What you will do - Exactly reproduce the lines of the listing below from the one containing "Enumerate this screenshot's" through the one containing "Output a JSON". Skip the images.

Data section -
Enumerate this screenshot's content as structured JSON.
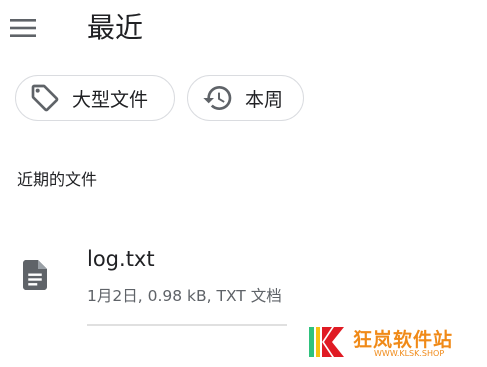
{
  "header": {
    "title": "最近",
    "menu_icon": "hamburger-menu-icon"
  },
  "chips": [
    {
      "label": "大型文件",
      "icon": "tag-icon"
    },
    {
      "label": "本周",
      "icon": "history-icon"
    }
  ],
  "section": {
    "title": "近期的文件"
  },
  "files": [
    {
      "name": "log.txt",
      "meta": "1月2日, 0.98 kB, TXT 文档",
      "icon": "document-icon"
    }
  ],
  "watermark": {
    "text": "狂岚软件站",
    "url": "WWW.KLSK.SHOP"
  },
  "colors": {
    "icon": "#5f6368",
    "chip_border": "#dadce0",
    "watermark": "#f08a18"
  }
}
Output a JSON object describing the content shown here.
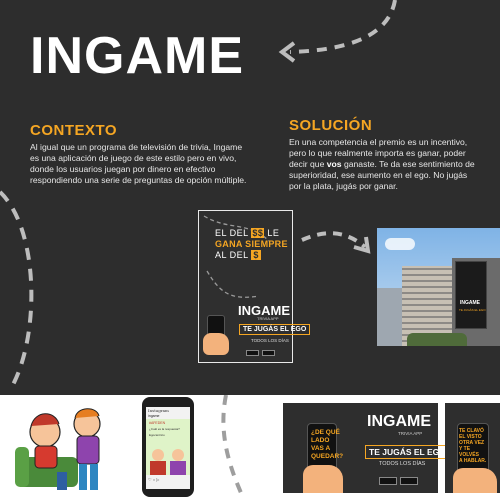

==

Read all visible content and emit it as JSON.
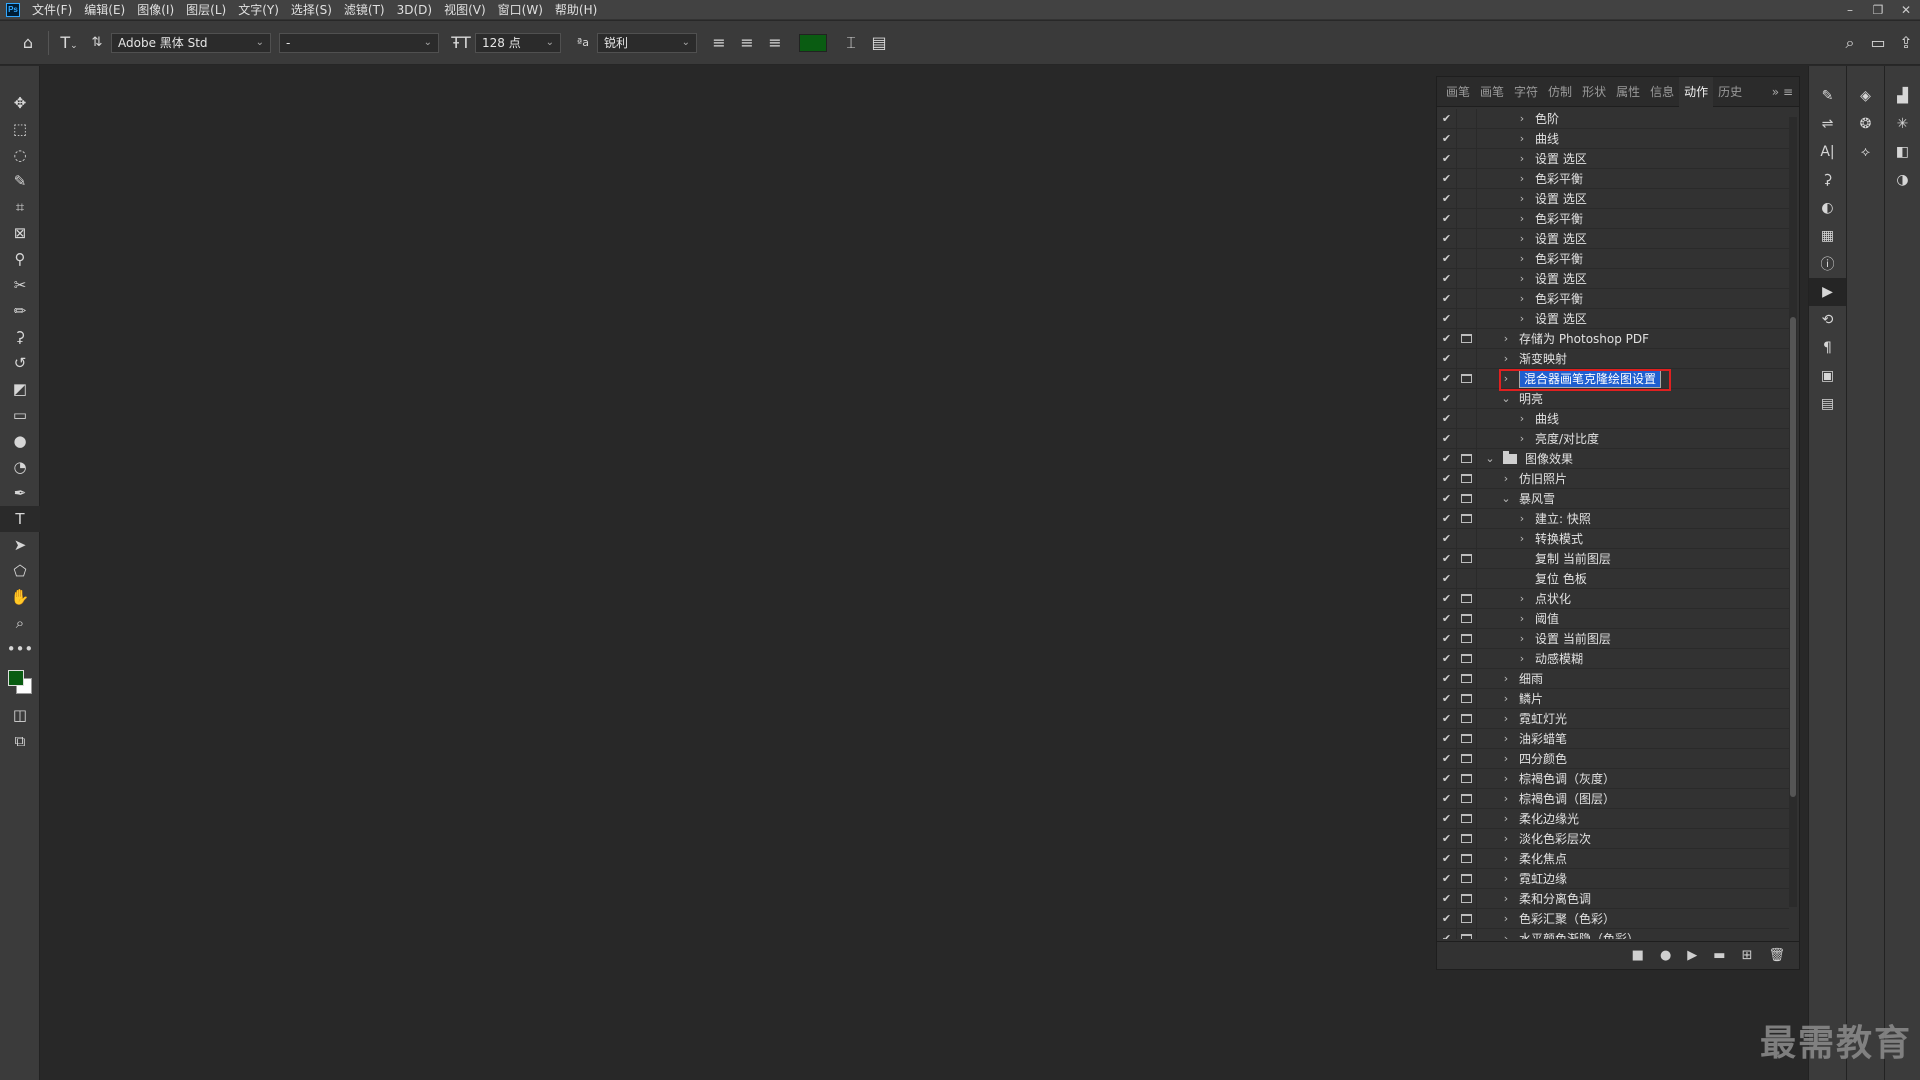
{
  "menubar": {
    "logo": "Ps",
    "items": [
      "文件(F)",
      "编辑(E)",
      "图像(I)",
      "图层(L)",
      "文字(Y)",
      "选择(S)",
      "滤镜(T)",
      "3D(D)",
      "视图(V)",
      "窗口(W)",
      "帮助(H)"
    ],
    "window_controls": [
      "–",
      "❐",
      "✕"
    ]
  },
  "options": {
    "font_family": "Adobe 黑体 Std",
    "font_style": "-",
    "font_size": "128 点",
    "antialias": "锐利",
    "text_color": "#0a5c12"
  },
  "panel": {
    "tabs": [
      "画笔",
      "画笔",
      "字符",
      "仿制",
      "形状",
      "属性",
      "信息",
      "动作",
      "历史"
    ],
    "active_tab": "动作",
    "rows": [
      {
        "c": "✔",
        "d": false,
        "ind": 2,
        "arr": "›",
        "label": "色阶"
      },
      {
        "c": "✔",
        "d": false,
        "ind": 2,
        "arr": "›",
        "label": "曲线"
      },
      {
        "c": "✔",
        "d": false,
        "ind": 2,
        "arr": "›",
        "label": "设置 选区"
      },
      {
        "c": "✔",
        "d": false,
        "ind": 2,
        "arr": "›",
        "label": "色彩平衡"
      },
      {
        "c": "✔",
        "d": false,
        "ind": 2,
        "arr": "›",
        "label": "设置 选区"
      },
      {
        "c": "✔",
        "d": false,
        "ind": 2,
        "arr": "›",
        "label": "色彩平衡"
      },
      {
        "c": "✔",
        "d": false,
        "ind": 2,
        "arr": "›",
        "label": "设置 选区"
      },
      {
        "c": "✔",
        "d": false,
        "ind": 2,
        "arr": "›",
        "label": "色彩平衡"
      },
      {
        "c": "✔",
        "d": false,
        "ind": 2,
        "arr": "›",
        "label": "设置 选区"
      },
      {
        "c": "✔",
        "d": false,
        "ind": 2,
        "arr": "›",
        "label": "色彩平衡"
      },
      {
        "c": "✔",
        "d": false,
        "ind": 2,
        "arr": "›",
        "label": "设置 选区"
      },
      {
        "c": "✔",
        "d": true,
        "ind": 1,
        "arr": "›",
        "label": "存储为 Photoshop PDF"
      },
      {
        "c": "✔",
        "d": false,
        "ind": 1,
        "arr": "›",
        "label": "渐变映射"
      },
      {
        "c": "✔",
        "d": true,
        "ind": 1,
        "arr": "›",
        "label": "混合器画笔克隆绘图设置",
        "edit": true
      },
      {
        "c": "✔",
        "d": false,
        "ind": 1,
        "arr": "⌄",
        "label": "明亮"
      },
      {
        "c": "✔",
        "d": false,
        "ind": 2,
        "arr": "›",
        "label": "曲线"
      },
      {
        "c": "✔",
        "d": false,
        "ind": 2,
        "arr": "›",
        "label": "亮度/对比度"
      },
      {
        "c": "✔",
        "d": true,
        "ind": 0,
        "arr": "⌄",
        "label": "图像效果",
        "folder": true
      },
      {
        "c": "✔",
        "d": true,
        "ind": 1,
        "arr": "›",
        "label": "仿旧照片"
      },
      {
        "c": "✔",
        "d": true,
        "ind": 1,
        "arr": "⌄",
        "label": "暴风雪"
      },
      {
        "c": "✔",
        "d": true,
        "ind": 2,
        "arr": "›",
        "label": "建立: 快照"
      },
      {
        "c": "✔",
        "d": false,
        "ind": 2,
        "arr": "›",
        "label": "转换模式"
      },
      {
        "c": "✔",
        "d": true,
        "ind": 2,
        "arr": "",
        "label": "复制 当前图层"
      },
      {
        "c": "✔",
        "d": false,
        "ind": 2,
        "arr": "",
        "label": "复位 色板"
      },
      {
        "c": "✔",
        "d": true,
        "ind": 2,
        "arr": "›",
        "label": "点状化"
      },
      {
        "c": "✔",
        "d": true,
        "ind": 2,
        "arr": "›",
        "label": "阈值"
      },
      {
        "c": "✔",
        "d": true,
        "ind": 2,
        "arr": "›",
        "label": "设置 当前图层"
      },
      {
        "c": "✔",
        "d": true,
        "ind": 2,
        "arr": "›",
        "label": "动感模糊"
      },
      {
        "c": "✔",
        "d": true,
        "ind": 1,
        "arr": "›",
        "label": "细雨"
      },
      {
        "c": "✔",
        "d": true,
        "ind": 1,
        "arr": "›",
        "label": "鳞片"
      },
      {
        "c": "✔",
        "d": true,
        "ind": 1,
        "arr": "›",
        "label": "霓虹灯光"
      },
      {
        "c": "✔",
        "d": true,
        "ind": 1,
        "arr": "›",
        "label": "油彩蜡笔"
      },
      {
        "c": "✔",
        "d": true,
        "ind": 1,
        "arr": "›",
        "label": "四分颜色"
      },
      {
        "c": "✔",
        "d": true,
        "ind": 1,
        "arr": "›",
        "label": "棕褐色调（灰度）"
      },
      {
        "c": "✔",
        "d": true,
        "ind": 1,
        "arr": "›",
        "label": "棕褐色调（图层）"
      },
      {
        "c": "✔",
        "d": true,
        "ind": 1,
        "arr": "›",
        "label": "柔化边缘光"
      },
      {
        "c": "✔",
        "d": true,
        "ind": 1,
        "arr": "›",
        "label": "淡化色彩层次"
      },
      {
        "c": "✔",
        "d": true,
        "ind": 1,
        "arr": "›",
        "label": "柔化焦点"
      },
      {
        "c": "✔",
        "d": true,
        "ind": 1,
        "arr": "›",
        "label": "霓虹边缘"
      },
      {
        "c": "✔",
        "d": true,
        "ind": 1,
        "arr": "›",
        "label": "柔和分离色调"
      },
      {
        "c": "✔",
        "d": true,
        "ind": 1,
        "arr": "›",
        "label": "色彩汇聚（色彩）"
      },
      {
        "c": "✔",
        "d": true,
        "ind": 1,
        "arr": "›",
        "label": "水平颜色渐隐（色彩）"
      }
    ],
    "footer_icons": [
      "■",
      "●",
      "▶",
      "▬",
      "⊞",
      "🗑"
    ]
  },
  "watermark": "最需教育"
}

...

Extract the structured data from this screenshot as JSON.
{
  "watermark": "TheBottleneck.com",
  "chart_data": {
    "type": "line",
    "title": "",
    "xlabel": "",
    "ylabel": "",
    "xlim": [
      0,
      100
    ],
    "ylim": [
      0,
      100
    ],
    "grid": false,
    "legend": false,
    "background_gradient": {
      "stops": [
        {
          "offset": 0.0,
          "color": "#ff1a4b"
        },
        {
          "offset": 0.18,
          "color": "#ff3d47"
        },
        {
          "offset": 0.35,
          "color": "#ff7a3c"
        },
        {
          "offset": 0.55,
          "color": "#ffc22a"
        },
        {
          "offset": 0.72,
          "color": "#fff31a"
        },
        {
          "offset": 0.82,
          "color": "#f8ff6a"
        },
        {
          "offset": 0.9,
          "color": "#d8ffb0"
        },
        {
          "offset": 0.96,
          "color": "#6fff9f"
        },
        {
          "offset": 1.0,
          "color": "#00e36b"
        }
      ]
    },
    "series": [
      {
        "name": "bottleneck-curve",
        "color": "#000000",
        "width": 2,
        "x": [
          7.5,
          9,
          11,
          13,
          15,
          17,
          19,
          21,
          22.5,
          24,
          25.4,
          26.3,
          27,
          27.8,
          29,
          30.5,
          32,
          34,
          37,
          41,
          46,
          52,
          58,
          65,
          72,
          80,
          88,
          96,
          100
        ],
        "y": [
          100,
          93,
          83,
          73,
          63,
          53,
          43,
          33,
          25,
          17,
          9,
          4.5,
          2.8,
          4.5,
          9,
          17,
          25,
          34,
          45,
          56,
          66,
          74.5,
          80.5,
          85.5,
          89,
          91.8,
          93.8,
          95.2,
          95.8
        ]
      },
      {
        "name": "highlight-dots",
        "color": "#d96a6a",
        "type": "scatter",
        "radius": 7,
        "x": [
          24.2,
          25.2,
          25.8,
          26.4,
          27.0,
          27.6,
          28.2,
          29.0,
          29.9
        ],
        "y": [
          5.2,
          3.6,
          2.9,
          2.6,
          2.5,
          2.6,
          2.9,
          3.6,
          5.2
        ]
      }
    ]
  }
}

Solution to this problem -
Enumerate this screenshot's content as structured JSON.
{
  "header": {
    "title": "最近",
    "menu_icon": "hamburger-menu-icon"
  },
  "chips": [
    {
      "label": "大型文件",
      "icon": "tag-icon"
    },
    {
      "label": "本周",
      "icon": "history-icon"
    }
  ],
  "section": {
    "title": "近期的文件"
  },
  "files": [
    {
      "name": "log.txt",
      "meta": "1月2日, 0.98 kB, TXT 文档",
      "icon": "document-icon"
    }
  ],
  "watermark": {
    "text": "狂岚软件站",
    "url": "WWW.KLSK.SHOP"
  },
  "colors": {
    "icon": "#5f6368",
    "chip_border": "#dadce0",
    "watermark": "#f08a18"
  }
}
Output a JSON object describing the content shown here.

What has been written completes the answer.